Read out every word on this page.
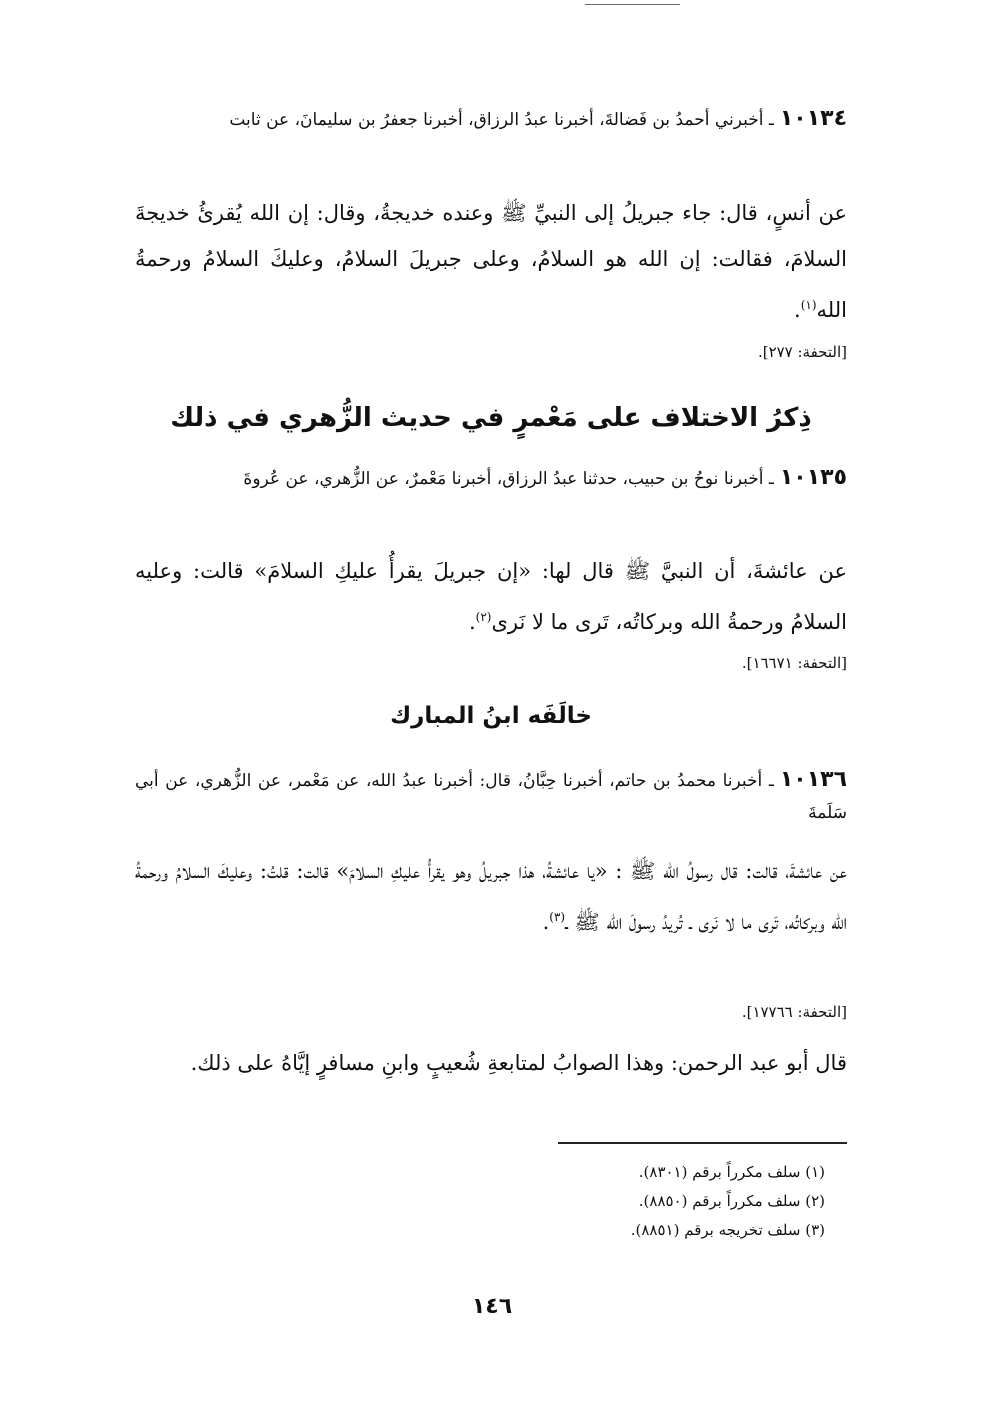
١٠١٣٤ـ أخبرني أحمدُ بن فَضالةَ، أخبرنا عبدُ الرزاق، أخبرنا جعفرُ بن سليمانَ، عن ثابت
عن أنسٍ، قال: جاء جبريلُ إلى النبيِّ ﷺ وعنده خديجةُ، وقال: إن الله يُقرئُ خديجةَ السلامَ، فقالت: إن الله هو السلامُ، وعلى جبريلَ السلامُ، وعليكَ السلامُ ورحمةُ الله$^{(١)}$.
[التحفة: ٢٧٧].
ذِكرُ الاختلاف على مَعْمرٍ في حديث الزُّهري في ذلك
١٠١٣٥ـ أخبرنا نوحُ بن حبيب، حدثنا عبدُ الرزاق، أخبرنا مَعْمرٌ، عن الزُّهري، عن عُروةَ
عن عائشةَ، أن النبيَّ ﷺ قال لها: «إن جبريلَ يقرأُ عليكِ السلامَ» قالت: وعليه السلامُ ورحمةُ الله وبركاتُه، تَرى ما لا نَرى$^{(٢)}$.
[التحفة: ١٦٦٧١].
خالَفَه ابنُ المبارك
١٠١٣٦ـ أخبرنا محمدُ بن حاتم، أخبرنا حِبَّانُ، قال: أخبرنا عبدُ الله، عن مَعْمر، عن الزُّهري، عن أبي سَلَمةَ
عن عائشةَ، قالت: قال رسولُ الله ﷺ : «يا عائشةُ، هذا جبريلُ وهو يقرأُ عليكِ السلامَ» قالت: قلتُ: وعليكَ السلامُ ورحمةُ الله وبركاتُه، تَرى ما لا نَرى ـ تُريدُ رسولَ الله ﷺ ـ$^{(٣)}$.
[التحفة: ١٧٧٦٦].
قال أبو عبد الرحمن: وهذا الصوابُ لمتابعةِ شُعيبٍ وابنِ مسافرٍ إيَّاهُ على ذلك.
(١) سلف مكرراً برقم (٨٣٠١).
(٢) سلف مكرراً برقم (٨٨٥٠).
(٣) سلف تخريجه برقم (٨٨٥١).
١٤٦
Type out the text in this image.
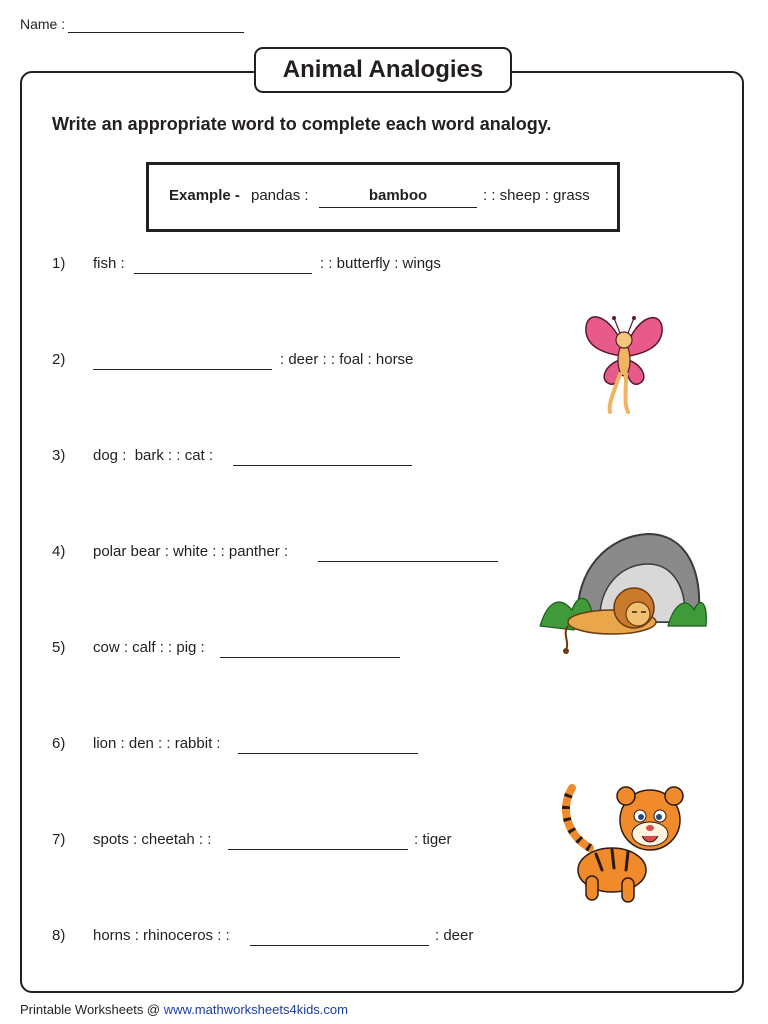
Name :
Animal Analogies
Write an appropriate word to complete each word analogy.
Example - pandas :	bamboo	: : sheep : grass
1) fish :	: : butterfly : wings
2)	: deer : : foal : horse
3) dog :  bark : : cat :
4) polar bear : white : : panther :
5) cow : calf : : pig :
6) lion : den : : rabbit :
7) spots : cheetah : :	: tiger
8) horns : rhinoceros : :	: deer
Printable Worksheets @ www.mathworksheets4kids.com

........

Give the entries again without a single change, but with no pictures.

● Output of the task
Read out every word on this page.
١٠١٣٤ـ أخبرني أحمدُ بن فَضالةَ، أخبرنا عبدُ الرزاق، أخبرنا جعفرُ بن سليمانَ، عن ثابت
عن أنسٍ، قال: جاء جبريلُ إلى النبيِّ ﷺ وعنده خديجةُ، وقال: إن الله يُقرئُ خديجةَ السلامَ، فقالت: إن الله هو السلامُ، وعلى جبريلَ السلامُ، وعليكَ السلامُ ورحمةُ الله$^{(١)}$.
[التحفة: ٢٧٧].
ذِكرُ الاختلاف على مَعْمرٍ في حديث الزُّهري في ذلك
١٠١٣٥ـ أخبرنا نوحُ بن حبيب، حدثنا عبدُ الرزاق، أخبرنا مَعْمرٌ، عن الزُّهري، عن عُروةَ
عن عائشةَ، أن النبيَّ ﷺ قال لها: «إن جبريلَ يقرأُ عليكِ السلامَ» قالت: وعليه السلامُ ورحمةُ الله وبركاتُه، تَرى ما لا نَرى$^{(٢)}$.
[التحفة: ١٦٦٧١].
خالَفَه ابنُ المبارك
١٠١٣٦ـ أخبرنا محمدُ بن حاتم، أخبرنا حِبَّانُ، قال: أخبرنا عبدُ الله، عن مَعْمر، عن الزُّهري، عن أبي سَلَمةَ
عن عائشةَ، قالت: قال رسولُ الله ﷺ : «يا عائشةُ، هذا جبريلُ وهو يقرأُ عليكِ السلامَ» قالت: قلتُ: وعليكَ السلامُ ورحمةُ الله وبركاتُه، تَرى ما لا نَرى ـ تُريدُ رسولَ الله ﷺ ـ$^{(٣)}$.
[التحفة: ١٧٧٦٦].
قال أبو عبد الرحمن: وهذا الصوابُ لمتابعةِ شُعيبٍ وابنِ مسافرٍ إيَّاهُ على ذلك.
(١) سلف مكرراً برقم (٨٣٠١).
(٢) سلف مكرراً برقم (٨٨٥٠).
(٣) سلف تخريجه برقم (٨٨٥١).
١٤٦
Type out the text in this image.
Name :
Animal Analogies
Write an appropriate word to complete each word analogy.
Example - pandas :	bamboo	: : sheep : grass
1) fish :	: : butterfly : wings
2)	: deer : : foal : horse
3) dog :  bark : : cat :
4) polar bear : white : : panther :
5) cow : calf : : pig :
6) lion : den : : rabbit :
7) spots : cheetah : :	: tiger
8) horns : rhinoceros : :	: deer
Printable Worksheets @ www.mathworksheets4kids.com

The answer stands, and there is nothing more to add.